## WORK TO BE COMPLETED
Your task is to transcribe the records exactly, skipping every image.

(Rows from a figure dataset)

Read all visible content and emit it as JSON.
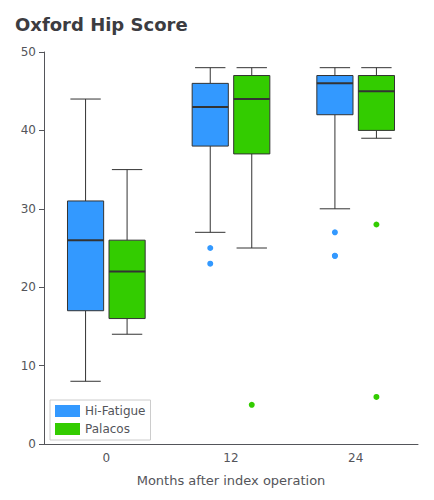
{
  "chart_data": {
    "type": "boxplot",
    "title": "Oxford Hip Score",
    "xlabel": "Months after index operation",
    "categories": [
      "0",
      "12",
      "24"
    ],
    "series": [
      {
        "name": "Hi-Fatigue",
        "color": "#3399ff",
        "values": [
          [
            8,
            17,
            26,
            31,
            44
          ],
          [
            27,
            38,
            43,
            46,
            48
          ],
          [
            30,
            42,
            46,
            47,
            48
          ]
        ],
        "fliers": [
          [],
          [
            25,
            23
          ],
          [
            27,
            24,
            24
          ]
        ]
      },
      {
        "name": "Palacos",
        "color": "#33cc00",
        "values": [
          [
            14,
            16,
            22,
            26,
            35
          ],
          [
            25,
            37,
            44,
            47,
            48
          ],
          [
            39,
            40,
            45,
            47,
            48
          ]
        ],
        "fliers": [
          [],
          [
            5
          ],
          [
            28,
            6
          ]
        ]
      }
    ],
    "ylim": [
      0,
      50
    ],
    "yticks": [
      0,
      10,
      20,
      30,
      40,
      50
    ],
    "grid": false,
    "legend": "lower left"
  }
}
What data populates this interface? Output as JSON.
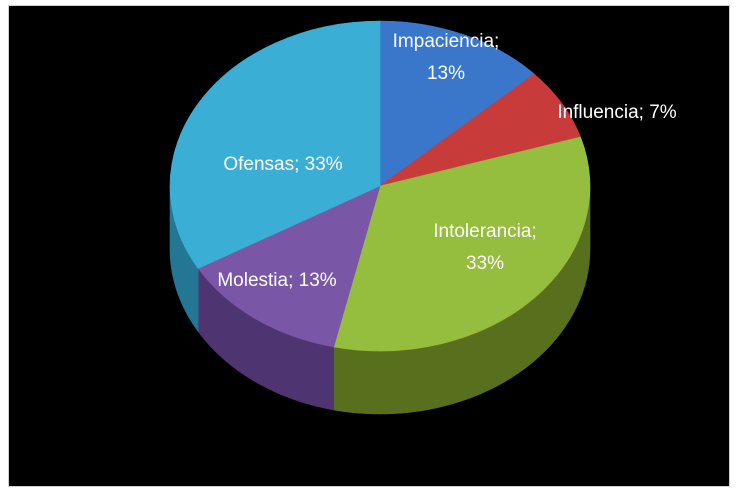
{
  "chart_data": {
    "type": "pie",
    "style": "3d",
    "categories": [
      "Impaciencia",
      "Influencia",
      "Intolerancia",
      "Molestia",
      "Ofensas"
    ],
    "values": [
      13,
      7,
      33,
      13,
      33
    ],
    "units": "%",
    "labels": [
      {
        "category": "Impaciencia",
        "lines": [
          "Impaciencia;",
          "13%"
        ],
        "color": "#ffffff"
      },
      {
        "category": "Influencia",
        "lines": [
          "Influencia; 7%"
        ],
        "color": "#ffffff"
      },
      {
        "category": "Intolerancia",
        "lines": [
          "Intolerancia;",
          "33%"
        ],
        "color": "#ffffff"
      },
      {
        "category": "Molestia",
        "lines": [
          "Molestia; 13%"
        ],
        "color": "#ffffff"
      },
      {
        "category": "Ofensas",
        "lines": [
          "Ofensas; 33%"
        ],
        "color": "#ffffff"
      }
    ],
    "colors": [
      "#3a77cb",
      "#c83b3b",
      "#95bd3e",
      "#7a56a6",
      "#3aaed4"
    ],
    "side_colors": [
      "#1f4a86",
      "#7d2323",
      "#586f1e",
      "#4e3470",
      "#237694"
    ],
    "background": "#000000",
    "legend": "none"
  }
}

## PROBLEM SOLUTION
Read all visible content and emit it as JSON.
{
  "chart_data": {
    "type": "boxplot",
    "title": "Oxford Hip Score",
    "xlabel": "Months after index operation",
    "categories": [
      "0",
      "12",
      "24"
    ],
    "series": [
      {
        "name": "Hi-Fatigue",
        "color": "#3399ff",
        "values": [
          [
            8,
            17,
            26,
            31,
            44
          ],
          [
            27,
            38,
            43,
            46,
            48
          ],
          [
            30,
            42,
            46,
            47,
            48
          ]
        ],
        "fliers": [
          [],
          [
            25,
            23
          ],
          [
            27,
            24,
            24
          ]
        ]
      },
      {
        "name": "Palacos",
        "color": "#33cc00",
        "values": [
          [
            14,
            16,
            22,
            26,
            35
          ],
          [
            25,
            37,
            44,
            47,
            48
          ],
          [
            39,
            40,
            45,
            47,
            48
          ]
        ],
        "fliers": [
          [],
          [
            5
          ],
          [
            28,
            6
          ]
        ]
      }
    ],
    "ylim": [
      0,
      50
    ],
    "yticks": [
      0,
      10,
      20,
      30,
      40,
      50
    ],
    "grid": false,
    "legend": "lower left"
  }
}
What data populates this interface? Output as JSON.
{
  "chart_data": {
    "type": "pie",
    "style": "3d",
    "categories": [
      "Impaciencia",
      "Influencia",
      "Intolerancia",
      "Molestia",
      "Ofensas"
    ],
    "values": [
      13,
      7,
      33,
      13,
      33
    ],
    "units": "%",
    "labels": [
      {
        "category": "Impaciencia",
        "lines": [
          "Impaciencia;",
          "13%"
        ],
        "color": "#ffffff"
      },
      {
        "category": "Influencia",
        "lines": [
          "Influencia; 7%"
        ],
        "color": "#ffffff"
      },
      {
        "category": "Intolerancia",
        "lines": [
          "Intolerancia;",
          "33%"
        ],
        "color": "#ffffff"
      },
      {
        "category": "Molestia",
        "lines": [
          "Molestia; 13%"
        ],
        "color": "#ffffff"
      },
      {
        "category": "Ofensas",
        "lines": [
          "Ofensas; 33%"
        ],
        "color": "#ffffff"
      }
    ],
    "colors": [
      "#3a77cb",
      "#c83b3b",
      "#95bd3e",
      "#7a56a6",
      "#3aaed4"
    ],
    "side_colors": [
      "#1f4a86",
      "#7d2323",
      "#586f1e",
      "#4e3470",
      "#237694"
    ],
    "background": "#000000",
    "legend": "none"
  }
}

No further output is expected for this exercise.